STATED TASK
Locate and copy all lines bearing the word "należy".

-*-

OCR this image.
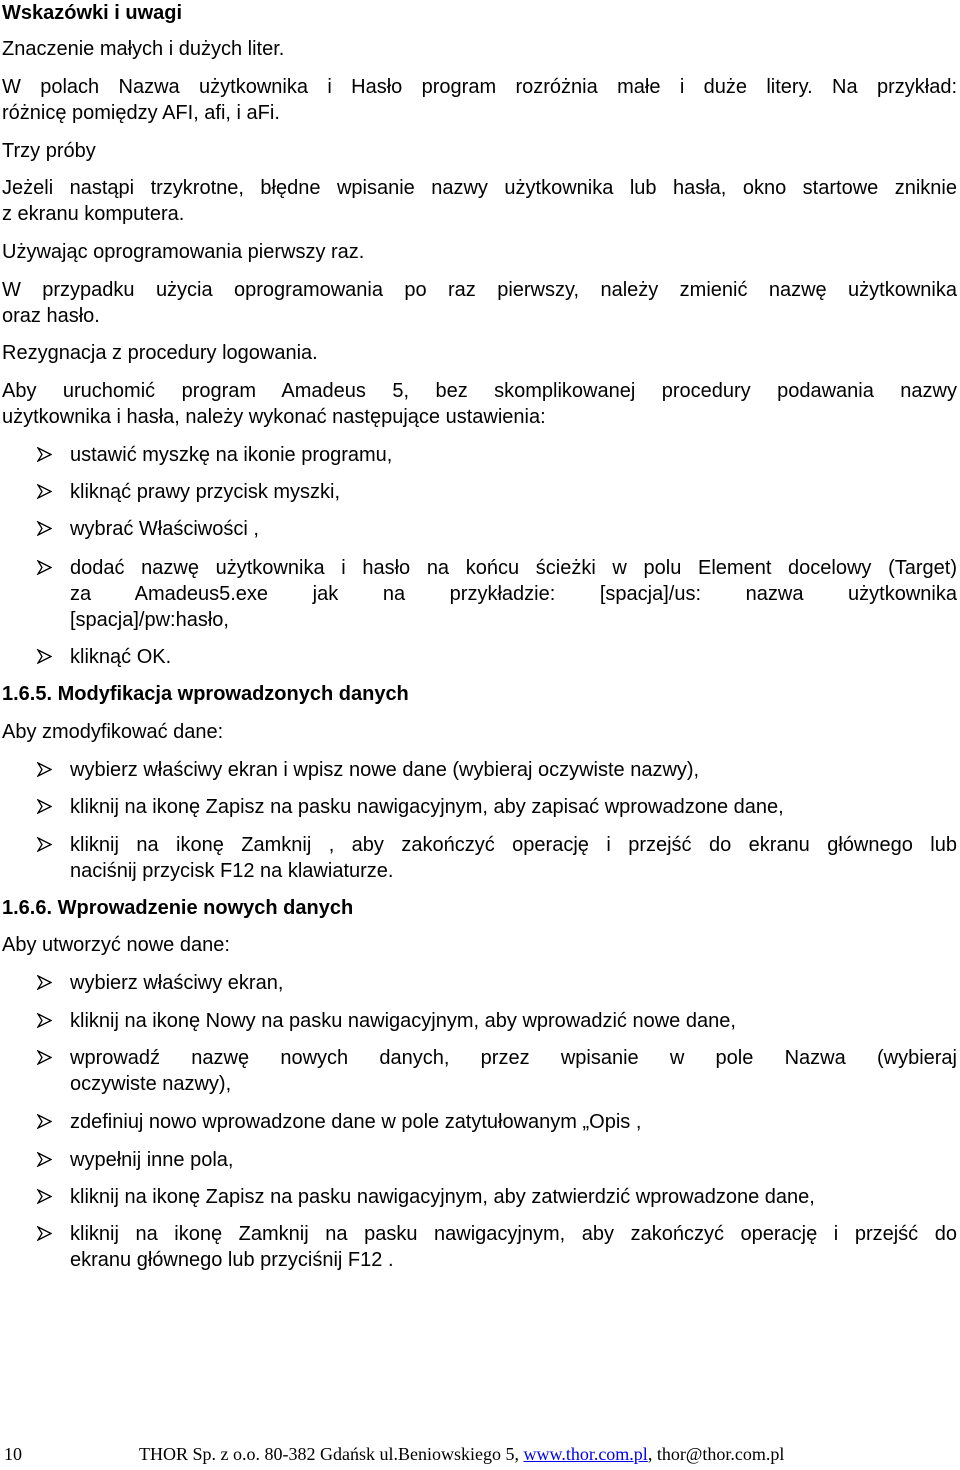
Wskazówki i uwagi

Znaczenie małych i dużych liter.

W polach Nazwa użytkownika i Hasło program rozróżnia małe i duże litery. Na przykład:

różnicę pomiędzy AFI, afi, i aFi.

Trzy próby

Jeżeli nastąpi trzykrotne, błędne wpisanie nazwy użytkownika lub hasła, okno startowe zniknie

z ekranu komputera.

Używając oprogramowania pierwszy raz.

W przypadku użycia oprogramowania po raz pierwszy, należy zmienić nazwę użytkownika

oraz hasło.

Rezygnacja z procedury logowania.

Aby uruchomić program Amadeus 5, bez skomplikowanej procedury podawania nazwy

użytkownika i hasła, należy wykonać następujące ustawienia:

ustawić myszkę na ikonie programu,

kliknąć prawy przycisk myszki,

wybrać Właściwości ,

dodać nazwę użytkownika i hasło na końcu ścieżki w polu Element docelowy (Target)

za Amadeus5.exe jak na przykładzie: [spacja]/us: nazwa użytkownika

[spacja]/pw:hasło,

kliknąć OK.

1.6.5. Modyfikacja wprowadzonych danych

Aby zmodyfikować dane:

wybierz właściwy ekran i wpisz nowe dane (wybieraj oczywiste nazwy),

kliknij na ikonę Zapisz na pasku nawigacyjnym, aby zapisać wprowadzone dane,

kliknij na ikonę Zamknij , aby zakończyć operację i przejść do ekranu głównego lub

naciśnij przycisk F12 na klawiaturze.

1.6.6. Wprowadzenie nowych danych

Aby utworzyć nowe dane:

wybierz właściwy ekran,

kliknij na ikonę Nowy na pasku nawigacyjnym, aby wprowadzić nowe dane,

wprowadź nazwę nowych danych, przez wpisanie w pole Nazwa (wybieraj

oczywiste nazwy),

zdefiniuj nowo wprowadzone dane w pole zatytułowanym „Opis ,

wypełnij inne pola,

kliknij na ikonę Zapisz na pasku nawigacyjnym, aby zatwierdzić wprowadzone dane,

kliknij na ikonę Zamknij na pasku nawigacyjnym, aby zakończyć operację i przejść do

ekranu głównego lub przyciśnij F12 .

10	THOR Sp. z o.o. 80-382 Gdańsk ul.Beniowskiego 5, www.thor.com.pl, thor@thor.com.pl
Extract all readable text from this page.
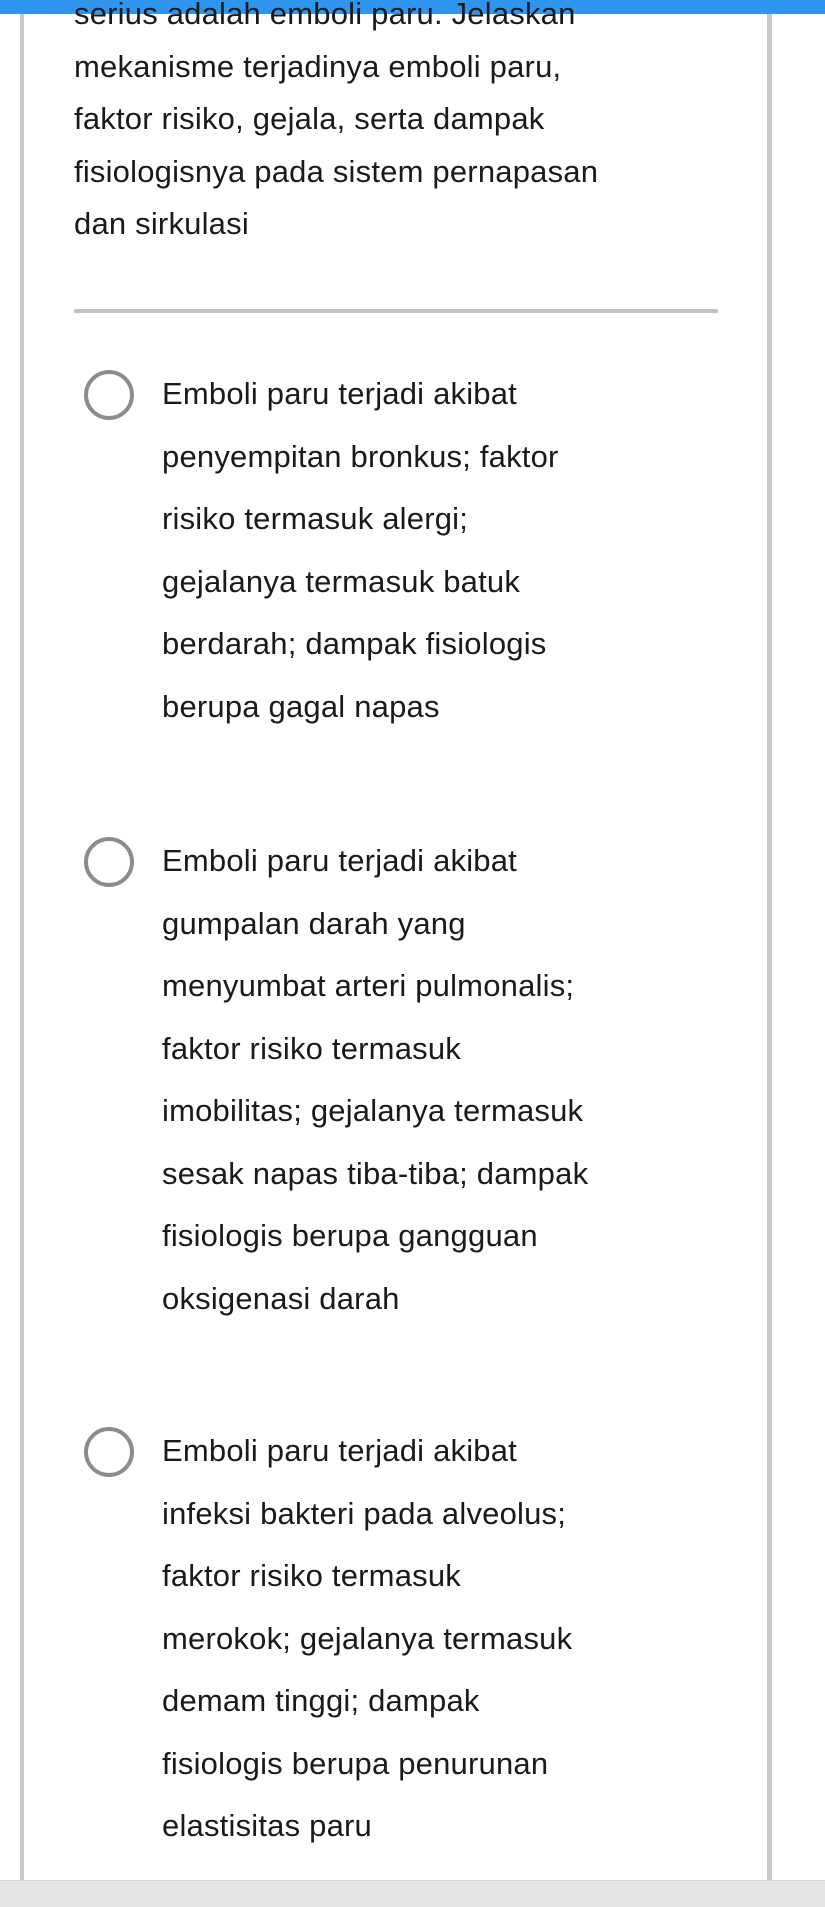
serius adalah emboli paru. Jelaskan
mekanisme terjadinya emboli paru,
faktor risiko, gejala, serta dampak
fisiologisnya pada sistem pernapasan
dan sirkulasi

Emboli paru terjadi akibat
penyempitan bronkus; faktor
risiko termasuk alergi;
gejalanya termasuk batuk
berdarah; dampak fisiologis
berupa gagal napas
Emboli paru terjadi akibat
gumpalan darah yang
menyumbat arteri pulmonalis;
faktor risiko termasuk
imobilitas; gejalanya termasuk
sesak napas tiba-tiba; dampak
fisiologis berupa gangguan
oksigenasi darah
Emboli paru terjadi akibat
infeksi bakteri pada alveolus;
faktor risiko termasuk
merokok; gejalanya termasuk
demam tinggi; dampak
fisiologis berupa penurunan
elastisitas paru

-*-

SOLUTION TO THIS EXERCISE
W przypadku użycia oprogramowania po raz pierwszy, należy zmienić nazwę użytkownika
użytkownika i hasła, należy wykonać następujące ustawienia:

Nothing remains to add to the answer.